§ Brief
Retype everything in the listing, leaving each line exactly as it is.

** START OF Data records **

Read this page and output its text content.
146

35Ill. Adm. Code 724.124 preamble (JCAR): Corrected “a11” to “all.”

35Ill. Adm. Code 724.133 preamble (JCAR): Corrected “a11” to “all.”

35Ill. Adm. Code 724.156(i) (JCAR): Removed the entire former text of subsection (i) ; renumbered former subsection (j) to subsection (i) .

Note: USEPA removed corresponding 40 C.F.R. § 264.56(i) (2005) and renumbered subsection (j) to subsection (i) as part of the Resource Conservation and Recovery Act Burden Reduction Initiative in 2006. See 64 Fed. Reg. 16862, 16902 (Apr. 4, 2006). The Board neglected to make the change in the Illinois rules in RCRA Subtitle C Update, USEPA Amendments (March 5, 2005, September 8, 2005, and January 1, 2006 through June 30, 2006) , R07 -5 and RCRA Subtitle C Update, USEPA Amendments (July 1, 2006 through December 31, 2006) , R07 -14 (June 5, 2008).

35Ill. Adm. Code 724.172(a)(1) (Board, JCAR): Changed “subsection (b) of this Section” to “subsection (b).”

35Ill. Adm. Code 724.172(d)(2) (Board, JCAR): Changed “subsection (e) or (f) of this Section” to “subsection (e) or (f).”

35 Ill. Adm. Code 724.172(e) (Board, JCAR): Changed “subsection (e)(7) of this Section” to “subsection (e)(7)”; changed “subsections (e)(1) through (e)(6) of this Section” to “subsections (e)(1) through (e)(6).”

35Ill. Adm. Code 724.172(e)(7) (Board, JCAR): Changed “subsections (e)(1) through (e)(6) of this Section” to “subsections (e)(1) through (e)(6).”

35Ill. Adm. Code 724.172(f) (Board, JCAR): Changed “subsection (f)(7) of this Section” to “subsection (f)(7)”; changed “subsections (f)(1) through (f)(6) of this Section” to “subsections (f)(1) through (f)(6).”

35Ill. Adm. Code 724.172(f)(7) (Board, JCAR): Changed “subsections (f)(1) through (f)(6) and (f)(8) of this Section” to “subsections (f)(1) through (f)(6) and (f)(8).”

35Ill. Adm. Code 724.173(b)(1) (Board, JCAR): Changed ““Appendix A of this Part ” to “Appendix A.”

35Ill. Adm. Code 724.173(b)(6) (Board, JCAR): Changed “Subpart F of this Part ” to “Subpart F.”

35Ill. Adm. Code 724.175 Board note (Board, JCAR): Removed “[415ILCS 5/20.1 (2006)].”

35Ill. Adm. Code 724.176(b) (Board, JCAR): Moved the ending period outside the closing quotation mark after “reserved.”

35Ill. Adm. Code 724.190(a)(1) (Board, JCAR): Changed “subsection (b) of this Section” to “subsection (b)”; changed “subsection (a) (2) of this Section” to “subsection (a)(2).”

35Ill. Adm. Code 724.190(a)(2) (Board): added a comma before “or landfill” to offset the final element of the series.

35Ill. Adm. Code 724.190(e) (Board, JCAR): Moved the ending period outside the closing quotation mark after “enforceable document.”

** END OF Data records **

§ Output for this exercise
Read this page and output its text content.
146

35Ill. Adm. Code 724.124 preamble (JCAR): Corrected “a11” to “all.”

35Ill. Adm. Code 724.133 preamble (JCAR): Corrected “a11” to “all.”

35Ill. Adm. Code 724.156(i) (JCAR): Removed the entire former text of subsection (i) ; renumbered former subsection (j) to subsection (i) .

Note: USEPA removed corresponding 40 C.F.R. § 264.56(i) (2005) and renumbered subsection (j) to subsection (i) as part of the Resource Conservation and Recovery Act Burden Reduction Initiative in 2006. See 64 Fed. Reg. 16862, 16902 (Apr. 4, 2006). The Board neglected to make the change in the Illinois rules in RCRA Subtitle C Update, USEPA Amendments (March 5, 2005, September 8, 2005, and January 1, 2006 through June 30, 2006) , R07 -5 and RCRA Subtitle C Update, USEPA Amendments (July 1, 2006 through December 31, 2006) , R07 -14 (June 5, 2008).

35Ill. Adm. Code 724.172(a)(1) (Board, JCAR): Changed “subsection (b) of this Section” to “subsection (b).”

35Ill. Adm. Code 724.172(d)(2) (Board, JCAR): Changed “subsection (e) or (f) of this Section” to “subsection (e) or (f).”

35 Ill. Adm. Code 724.172(e) (Board, JCAR): Changed “subsection (e)(7) of this Section” to “subsection (e)(7)”; changed “subsections (e)(1) through (e)(6) of this Section” to “subsections (e)(1) through (e)(6).”

35Ill. Adm. Code 724.172(e)(7) (Board, JCAR): Changed “subsections (e)(1) through (e)(6) of this Section” to “subsections (e)(1) through (e)(6).”

35Ill. Adm. Code 724.172(f) (Board, JCAR): Changed “subsection (f)(7) of this Section” to “subsection (f)(7)”; changed “subsections (f)(1) through (f)(6) of this Section” to “subsections (f)(1) through (f)(6).”

35Ill. Adm. Code 724.172(f)(7) (Board, JCAR): Changed “subsections (f)(1) through (f)(6) and (f)(8) of this Section” to “subsections (f)(1) through (f)(6) and (f)(8).”

35Ill. Adm. Code 724.173(b)(1) (Board, JCAR): Changed ““Appendix A of this Part ” to “Appendix A.”

35Ill. Adm. Code 724.173(b)(6) (Board, JCAR): Changed “Subpart F of this Part ” to “Subpart F.”

35Ill. Adm. Code 724.175 Board note (Board, JCAR): Removed “[415ILCS 5/20.1 (2006)].”

35Ill. Adm. Code 724.176(b) (Board, JCAR): Moved the ending period outside the closing quotation mark after “reserved.”

35Ill. Adm. Code 724.190(a)(1) (Board, JCAR): Changed “subsection (b) of this Section” to “subsection (b)”; changed “subsection (a) (2) of this Section” to “subsection (a)(2).”

35Ill. Adm. Code 724.190(a)(2) (Board): added a comma before “or landfill” to offset the final element of the series.

35Ill. Adm. Code 724.190(e) (Board, JCAR): Moved the ending period outside the closing quotation mark after “enforceable document.”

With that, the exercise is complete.